#### TASK REQUIREMENTS:
Can you reproduce the records from the start through the line containing "staticText: 5:42 bbox=[151, 45, 187, 70]", substituting "Clear" for "Reset" and leaving everything else unchanged?

**** GIVEN RECORDS

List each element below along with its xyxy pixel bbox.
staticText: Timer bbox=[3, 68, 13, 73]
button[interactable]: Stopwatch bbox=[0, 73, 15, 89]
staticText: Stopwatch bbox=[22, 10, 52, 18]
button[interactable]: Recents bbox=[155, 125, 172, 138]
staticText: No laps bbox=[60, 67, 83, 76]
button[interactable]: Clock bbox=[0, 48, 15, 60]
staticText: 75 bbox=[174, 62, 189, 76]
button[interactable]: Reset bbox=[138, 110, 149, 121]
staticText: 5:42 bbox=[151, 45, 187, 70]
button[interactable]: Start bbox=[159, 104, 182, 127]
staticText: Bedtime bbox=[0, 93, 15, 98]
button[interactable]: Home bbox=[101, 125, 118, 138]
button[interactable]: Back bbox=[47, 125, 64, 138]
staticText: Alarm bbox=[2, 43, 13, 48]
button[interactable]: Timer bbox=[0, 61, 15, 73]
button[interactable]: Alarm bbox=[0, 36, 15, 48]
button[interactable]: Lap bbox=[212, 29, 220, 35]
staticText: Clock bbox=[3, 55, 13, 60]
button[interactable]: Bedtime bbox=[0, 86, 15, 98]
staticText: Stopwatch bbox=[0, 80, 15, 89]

********

#### PROBLEM SOLUTION:
List each element below along with its xyxy pixel bbox.
staticText: Timer bbox=[3, 68, 13, 73]
button[interactable]: Stopwatch bbox=[0, 73, 15, 89]
staticText: Stopwatch bbox=[22, 10, 52, 18]
button[interactable]: Recents bbox=[155, 125, 172, 138]
staticText: No laps bbox=[60, 67, 83, 76]
button[interactable]: Clock bbox=[0, 48, 15, 60]
staticText: 75 bbox=[174, 62, 189, 76]
button[interactable]: Clear bbox=[138, 110, 149, 121]
staticText: 5:42 bbox=[151, 45, 187, 70]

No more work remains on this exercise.